▶ _WHAT THIS TASK INVOLVES_: Copy each line where the word "строительства" occurs.

▶ _STORED DATA_:

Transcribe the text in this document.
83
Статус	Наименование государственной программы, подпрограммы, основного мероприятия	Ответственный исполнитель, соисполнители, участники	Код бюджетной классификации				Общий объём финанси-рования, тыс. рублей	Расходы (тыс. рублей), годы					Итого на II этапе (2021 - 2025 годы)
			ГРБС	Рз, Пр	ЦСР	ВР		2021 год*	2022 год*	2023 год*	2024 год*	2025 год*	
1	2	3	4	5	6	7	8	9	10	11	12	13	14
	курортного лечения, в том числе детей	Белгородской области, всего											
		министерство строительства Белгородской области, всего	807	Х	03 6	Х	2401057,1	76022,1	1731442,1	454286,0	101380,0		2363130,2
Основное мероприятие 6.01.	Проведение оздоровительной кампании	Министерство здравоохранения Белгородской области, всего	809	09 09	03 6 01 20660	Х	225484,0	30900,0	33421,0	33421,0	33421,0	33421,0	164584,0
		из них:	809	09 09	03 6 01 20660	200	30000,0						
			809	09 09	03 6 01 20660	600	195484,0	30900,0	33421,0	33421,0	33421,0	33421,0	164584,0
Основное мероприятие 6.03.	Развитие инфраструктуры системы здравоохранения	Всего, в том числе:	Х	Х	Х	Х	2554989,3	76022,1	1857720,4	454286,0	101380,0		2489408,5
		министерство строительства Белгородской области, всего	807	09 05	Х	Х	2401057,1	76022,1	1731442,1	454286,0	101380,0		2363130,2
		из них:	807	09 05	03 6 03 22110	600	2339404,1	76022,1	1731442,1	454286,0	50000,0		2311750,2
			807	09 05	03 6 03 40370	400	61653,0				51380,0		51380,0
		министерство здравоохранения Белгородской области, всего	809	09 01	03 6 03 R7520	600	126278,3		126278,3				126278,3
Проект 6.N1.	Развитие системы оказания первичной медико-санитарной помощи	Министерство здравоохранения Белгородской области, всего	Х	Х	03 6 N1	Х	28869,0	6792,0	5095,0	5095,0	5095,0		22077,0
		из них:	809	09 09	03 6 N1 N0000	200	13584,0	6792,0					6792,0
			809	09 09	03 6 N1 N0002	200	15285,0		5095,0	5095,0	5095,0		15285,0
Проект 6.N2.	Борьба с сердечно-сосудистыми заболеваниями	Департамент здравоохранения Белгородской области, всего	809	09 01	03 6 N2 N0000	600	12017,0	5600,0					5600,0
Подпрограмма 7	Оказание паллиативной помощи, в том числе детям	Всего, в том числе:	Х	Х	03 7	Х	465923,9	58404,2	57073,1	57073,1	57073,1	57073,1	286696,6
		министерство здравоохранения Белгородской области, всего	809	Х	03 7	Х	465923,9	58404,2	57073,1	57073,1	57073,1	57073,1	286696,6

▶ _FINAL RESULT_:
		министерство строительства Белгородской области, всего	807	Х	03 6	Х	2401057,1	76022,1	1731442,1	454286,0	101380,0		2363130,2
		министерство строительства Белгородской области, всего	807	09 05	Х	Х	2401057,1	76022,1	1731442,1	454286,0	101380,0		2363130,2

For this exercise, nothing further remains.